§ Requirements: Rewrite everything from the line containing "Localize 29 of" down to the line containing "x-tick-label: 60 — [438, 410, 452, 424]" as a numbered list, skipping any blank lines. Leave the pictures out of your answer.

§ Records for the task:
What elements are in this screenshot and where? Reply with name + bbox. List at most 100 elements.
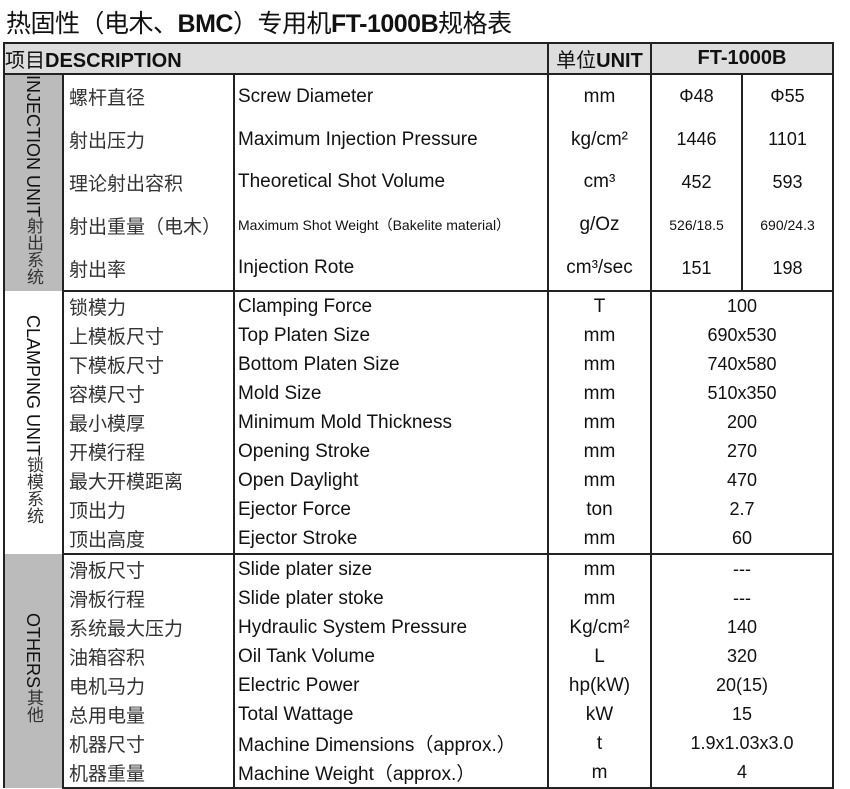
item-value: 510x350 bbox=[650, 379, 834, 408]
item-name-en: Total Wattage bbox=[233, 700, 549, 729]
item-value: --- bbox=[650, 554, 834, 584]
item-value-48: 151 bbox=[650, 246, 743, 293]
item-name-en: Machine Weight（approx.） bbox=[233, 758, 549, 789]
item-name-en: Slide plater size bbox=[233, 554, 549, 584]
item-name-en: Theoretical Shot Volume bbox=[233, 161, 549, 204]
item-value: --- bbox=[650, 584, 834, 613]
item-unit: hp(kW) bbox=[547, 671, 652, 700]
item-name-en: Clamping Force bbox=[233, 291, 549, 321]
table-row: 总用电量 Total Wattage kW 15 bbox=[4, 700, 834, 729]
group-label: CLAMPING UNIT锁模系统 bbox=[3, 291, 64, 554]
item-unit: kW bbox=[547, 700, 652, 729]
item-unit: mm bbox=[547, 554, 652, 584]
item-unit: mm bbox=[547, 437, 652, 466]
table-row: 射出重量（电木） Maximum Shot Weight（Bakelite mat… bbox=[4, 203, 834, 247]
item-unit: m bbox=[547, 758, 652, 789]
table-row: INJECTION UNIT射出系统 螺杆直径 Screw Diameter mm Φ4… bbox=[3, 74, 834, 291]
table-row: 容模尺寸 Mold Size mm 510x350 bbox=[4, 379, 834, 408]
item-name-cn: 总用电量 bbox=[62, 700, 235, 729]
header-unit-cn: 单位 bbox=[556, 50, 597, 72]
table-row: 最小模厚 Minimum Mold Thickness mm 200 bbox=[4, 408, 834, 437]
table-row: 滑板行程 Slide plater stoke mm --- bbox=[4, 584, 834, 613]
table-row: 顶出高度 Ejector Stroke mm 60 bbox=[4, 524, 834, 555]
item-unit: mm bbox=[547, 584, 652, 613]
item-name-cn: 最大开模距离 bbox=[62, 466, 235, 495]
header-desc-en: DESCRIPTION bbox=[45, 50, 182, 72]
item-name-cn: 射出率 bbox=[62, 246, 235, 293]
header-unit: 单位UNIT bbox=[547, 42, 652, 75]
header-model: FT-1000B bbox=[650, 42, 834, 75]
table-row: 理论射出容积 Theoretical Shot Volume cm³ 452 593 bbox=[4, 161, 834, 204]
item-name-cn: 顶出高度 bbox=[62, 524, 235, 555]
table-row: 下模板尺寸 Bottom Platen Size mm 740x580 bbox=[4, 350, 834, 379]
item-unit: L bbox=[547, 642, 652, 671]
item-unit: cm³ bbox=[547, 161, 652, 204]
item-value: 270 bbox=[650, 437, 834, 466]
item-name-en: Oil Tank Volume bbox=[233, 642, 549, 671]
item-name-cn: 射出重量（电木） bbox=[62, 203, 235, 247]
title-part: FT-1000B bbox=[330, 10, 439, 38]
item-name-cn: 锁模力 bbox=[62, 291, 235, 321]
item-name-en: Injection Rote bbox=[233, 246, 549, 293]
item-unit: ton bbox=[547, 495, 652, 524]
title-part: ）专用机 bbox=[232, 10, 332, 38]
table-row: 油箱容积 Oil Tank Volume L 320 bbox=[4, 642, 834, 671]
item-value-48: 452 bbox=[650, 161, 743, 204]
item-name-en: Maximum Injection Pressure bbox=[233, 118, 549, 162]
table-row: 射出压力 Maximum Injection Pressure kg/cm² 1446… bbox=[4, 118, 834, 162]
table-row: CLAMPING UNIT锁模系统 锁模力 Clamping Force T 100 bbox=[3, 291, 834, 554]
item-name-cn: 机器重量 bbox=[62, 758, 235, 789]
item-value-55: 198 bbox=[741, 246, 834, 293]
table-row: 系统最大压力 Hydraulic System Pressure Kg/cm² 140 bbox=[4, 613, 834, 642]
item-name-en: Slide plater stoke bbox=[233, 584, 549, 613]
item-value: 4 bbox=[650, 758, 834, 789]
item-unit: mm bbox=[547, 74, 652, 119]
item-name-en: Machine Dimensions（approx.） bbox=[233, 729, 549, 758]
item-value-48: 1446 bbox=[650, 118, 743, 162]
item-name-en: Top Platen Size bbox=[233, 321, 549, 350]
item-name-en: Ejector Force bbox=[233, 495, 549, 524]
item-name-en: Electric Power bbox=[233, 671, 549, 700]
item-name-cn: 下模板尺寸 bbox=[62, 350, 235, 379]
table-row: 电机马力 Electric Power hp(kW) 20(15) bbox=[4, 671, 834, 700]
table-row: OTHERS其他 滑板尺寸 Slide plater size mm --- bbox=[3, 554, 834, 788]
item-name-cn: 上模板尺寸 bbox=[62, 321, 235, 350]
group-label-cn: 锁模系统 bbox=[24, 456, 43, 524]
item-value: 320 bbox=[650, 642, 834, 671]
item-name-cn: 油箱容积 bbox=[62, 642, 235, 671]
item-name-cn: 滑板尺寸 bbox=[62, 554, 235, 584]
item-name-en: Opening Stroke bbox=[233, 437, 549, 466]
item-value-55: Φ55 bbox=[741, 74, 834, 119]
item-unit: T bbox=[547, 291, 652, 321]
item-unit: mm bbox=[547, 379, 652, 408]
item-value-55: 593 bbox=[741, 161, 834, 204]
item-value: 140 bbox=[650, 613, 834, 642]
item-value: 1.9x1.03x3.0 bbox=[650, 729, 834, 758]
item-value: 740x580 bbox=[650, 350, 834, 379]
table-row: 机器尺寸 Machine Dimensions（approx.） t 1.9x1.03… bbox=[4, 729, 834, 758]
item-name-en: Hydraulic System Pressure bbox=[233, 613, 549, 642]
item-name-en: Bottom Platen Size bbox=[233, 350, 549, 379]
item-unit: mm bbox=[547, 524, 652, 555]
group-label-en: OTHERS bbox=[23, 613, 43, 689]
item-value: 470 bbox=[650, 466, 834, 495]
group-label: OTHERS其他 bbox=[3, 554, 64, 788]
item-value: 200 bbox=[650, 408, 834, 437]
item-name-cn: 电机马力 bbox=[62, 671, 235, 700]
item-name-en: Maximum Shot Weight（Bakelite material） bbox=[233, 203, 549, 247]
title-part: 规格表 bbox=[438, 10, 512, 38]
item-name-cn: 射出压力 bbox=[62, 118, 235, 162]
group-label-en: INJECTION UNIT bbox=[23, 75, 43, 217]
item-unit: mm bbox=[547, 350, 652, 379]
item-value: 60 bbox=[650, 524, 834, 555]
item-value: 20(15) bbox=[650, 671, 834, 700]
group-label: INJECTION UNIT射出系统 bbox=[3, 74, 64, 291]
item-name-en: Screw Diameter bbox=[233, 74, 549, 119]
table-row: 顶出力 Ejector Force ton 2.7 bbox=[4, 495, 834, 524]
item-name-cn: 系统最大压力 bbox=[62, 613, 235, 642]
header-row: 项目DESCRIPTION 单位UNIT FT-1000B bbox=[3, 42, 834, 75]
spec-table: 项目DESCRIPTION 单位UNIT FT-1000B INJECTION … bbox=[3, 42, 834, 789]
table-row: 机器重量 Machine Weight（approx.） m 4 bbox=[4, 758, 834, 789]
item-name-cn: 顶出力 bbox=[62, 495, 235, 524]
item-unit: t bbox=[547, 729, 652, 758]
* * *
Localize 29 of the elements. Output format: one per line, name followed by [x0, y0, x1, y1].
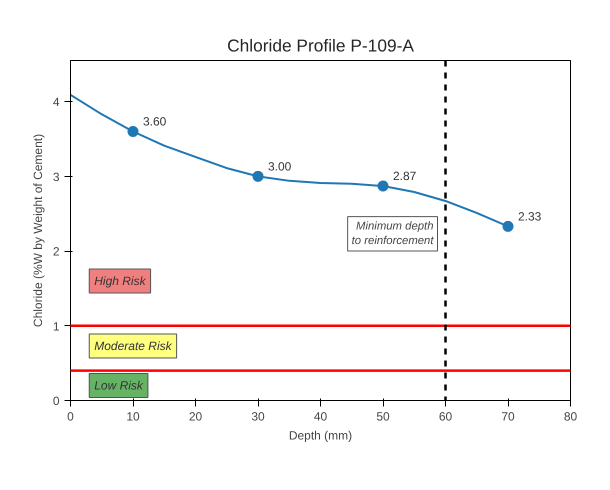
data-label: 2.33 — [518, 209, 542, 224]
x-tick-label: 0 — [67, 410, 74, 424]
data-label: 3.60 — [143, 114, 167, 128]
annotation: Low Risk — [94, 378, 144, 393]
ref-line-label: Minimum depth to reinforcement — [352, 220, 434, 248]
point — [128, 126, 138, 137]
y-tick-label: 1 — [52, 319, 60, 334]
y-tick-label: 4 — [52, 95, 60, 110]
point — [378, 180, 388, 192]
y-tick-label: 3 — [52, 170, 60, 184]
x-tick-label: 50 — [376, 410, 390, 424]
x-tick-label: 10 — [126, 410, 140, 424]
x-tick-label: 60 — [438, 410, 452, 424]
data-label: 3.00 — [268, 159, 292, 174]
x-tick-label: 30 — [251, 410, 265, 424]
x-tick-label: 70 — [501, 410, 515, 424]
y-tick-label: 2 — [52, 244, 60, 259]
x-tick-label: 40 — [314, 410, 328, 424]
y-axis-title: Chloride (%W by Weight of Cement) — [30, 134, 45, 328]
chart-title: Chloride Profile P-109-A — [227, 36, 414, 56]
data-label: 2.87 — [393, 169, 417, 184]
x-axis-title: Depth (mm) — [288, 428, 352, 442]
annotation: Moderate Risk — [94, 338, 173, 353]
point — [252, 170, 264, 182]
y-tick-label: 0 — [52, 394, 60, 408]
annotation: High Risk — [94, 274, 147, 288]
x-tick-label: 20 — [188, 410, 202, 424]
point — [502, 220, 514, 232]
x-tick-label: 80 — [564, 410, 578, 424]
---
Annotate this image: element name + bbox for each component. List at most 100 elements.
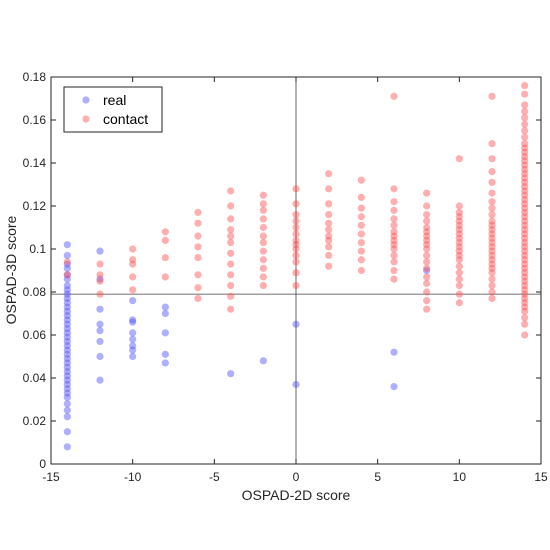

§ Answer to the problem:
1. Localize 29 of the elements. Output format: one per line, name followed by [x0, y0, x1, y1].
2. data-label: 2.33 — [518, 209, 542, 224]
3. x-tick-label: 0 — [67, 410, 74, 424]
4. data-label: 3.60 — [143, 114, 167, 128]
5. annotation: Low Risk — [94, 378, 144, 393]
6. ref-line-label: Minimum depth to reinforcement — [352, 220, 434, 248]
7. point — [128, 126, 138, 137]
8. y-tick-label: 1 — [52, 319, 60, 334]
9. y-tick-label: 4 — [52, 95, 60, 110]
10. point — [378, 180, 388, 192]
11. y-tick-label: 3 — [52, 170, 60, 184]
12. x-tick-label: 50 — [376, 410, 390, 424]
13. x-tick-label: 10 — [126, 410, 140, 424]
14. x-tick-label: 60 — [438, 410, 452, 424]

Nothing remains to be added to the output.